2013年02月16日

第107回医師国家試験呼吸器系問題解説・微妙な免疫低下状態に合併した結節影の鑑別・解答と解説

墨汁染色で見られる物体を知っているか知らないか。


墨汁染色を行う意味は、夾膜を有する菌体の存在を見たいからなのです。夾膜は墨汁で染まらず、周りの黒に対して色が抜けるためよく見えるのです。胸膜を持つ、球形の酵母様菌体を持つ菌として、クリプトコッカスを想起しましょう。


国試レベルであれば、菌体が何らかの染色で示される感染症はそれほど多くありません。Ziehl-Neelsen染色における抗酸菌、Grocott染色におけるアスペルギルス、ニューモシスチスと並んで、墨汁染色のクリプトコッカスは是非覚えておきたいものですね。


選択肢について考えます。

-------------------------

**やること:** 墨汁染色の解説から、「第107回医師国家試験呼吸器」で始まって「選択肢について考えます。」で終わるところまでを一字も変えずに書き写してください。

-------------------------

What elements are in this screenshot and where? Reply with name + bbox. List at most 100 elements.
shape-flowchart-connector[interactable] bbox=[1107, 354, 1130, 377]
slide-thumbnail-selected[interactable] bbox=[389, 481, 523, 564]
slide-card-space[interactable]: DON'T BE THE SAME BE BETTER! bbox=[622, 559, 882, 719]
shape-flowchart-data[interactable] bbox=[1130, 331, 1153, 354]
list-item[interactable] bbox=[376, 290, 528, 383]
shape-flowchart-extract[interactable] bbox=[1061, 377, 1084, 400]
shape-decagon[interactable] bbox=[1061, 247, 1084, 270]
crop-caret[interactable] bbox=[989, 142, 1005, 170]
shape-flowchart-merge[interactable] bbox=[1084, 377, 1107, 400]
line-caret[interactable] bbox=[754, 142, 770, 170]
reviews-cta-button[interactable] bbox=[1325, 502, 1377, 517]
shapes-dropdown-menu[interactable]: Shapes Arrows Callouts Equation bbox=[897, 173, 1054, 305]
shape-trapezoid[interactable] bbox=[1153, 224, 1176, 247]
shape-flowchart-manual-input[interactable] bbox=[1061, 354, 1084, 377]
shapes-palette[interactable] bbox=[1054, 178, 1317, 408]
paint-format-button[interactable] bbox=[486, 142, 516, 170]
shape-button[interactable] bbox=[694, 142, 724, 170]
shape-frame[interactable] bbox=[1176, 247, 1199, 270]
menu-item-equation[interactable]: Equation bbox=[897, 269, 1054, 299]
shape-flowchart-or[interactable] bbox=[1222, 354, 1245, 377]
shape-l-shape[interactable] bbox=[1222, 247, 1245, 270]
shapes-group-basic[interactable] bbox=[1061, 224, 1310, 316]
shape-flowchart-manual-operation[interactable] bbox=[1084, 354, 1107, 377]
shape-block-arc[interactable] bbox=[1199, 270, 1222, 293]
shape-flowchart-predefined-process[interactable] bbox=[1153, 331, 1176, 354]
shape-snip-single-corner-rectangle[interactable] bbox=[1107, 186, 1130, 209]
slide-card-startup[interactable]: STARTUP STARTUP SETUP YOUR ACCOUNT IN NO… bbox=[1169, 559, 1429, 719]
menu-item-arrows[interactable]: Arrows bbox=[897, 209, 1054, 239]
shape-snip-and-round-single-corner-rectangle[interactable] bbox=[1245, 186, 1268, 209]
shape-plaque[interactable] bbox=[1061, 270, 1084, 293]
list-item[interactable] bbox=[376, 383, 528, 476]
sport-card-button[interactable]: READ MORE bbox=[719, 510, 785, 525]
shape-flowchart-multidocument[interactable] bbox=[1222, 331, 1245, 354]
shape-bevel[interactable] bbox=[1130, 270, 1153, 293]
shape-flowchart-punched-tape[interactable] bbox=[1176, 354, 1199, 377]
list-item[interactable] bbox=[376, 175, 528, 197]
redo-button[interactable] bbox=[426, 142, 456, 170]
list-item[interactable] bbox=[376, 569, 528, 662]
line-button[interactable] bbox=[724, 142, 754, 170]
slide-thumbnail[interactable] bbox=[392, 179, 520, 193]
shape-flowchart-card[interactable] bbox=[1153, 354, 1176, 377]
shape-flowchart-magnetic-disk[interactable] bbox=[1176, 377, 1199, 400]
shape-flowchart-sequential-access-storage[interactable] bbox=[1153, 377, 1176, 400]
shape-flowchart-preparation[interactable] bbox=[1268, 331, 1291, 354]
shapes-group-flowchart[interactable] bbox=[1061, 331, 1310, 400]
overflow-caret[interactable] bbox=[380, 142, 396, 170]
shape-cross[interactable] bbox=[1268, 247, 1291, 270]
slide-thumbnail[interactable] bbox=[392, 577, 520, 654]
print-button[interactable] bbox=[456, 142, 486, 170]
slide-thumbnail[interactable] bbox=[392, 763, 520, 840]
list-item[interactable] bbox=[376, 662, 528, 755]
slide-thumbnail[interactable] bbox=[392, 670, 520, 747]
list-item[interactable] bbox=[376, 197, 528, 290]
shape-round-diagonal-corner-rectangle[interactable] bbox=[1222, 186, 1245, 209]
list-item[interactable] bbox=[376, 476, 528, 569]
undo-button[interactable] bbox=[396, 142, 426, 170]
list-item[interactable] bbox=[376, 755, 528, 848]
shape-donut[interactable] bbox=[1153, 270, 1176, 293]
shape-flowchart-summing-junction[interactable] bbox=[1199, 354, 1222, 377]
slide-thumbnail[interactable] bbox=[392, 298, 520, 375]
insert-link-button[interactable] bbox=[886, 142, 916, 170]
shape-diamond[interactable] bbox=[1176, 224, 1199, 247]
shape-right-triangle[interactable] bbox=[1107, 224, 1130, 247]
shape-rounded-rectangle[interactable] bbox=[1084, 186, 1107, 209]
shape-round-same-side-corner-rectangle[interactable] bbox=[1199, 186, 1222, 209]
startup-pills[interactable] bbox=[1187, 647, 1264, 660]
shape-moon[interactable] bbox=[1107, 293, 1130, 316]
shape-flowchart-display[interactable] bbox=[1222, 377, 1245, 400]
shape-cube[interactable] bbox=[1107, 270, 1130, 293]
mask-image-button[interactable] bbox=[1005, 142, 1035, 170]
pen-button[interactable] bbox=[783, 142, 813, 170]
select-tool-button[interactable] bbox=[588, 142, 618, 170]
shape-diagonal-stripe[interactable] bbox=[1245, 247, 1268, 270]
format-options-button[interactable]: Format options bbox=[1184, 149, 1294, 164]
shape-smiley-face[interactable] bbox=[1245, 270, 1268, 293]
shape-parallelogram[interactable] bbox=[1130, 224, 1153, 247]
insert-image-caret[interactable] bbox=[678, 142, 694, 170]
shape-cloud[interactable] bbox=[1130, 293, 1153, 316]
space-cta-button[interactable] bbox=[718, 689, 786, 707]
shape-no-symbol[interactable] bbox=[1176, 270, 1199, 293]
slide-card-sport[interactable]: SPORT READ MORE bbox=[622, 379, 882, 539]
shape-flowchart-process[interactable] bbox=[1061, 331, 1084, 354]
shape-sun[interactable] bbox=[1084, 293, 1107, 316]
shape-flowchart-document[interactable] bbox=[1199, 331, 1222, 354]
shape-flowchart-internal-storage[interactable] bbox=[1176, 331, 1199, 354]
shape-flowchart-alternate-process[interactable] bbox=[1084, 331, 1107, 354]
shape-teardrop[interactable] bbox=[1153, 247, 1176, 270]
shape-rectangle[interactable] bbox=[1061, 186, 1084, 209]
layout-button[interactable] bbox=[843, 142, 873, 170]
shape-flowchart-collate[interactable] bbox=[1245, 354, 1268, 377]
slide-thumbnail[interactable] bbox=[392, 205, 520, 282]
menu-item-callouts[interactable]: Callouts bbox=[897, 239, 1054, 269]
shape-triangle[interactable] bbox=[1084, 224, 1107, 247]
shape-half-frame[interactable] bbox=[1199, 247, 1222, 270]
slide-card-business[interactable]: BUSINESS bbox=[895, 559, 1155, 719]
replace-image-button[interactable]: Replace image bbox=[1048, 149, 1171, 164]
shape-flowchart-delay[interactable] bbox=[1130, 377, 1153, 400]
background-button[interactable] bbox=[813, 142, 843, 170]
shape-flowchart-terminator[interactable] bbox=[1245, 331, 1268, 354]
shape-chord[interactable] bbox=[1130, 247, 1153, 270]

-------------------------

**あなたの答え:**
第107回医師国家試験呼吸器系問題解説・微妙な免疫低下状態に合併した結節影の鑑別・解答と解説

墨汁染色で見られる物体を知っているか知らないか。


墨汁染色を行う意味は、夾膜を有する菌体の存在を見たいからなのです。夾膜は墨汁で染まらず、周りの黒に対して色が抜けるためよく見えるのです。胸膜を持つ、球形の酵母様菌体を持つ菌として、クリプトコッカスを想起しましょう。


国試レベルであれば、菌体が何らかの染色で示される感染症はそれほど多くありません。Ziehl-Neelsen染色における抗酸菌、Grocott染色におけるアスペルギルス、ニューモシスチスと並んで、墨汁染色のクリプトコッカスは是非覚えておきたいものですね。


選択肢について考えます。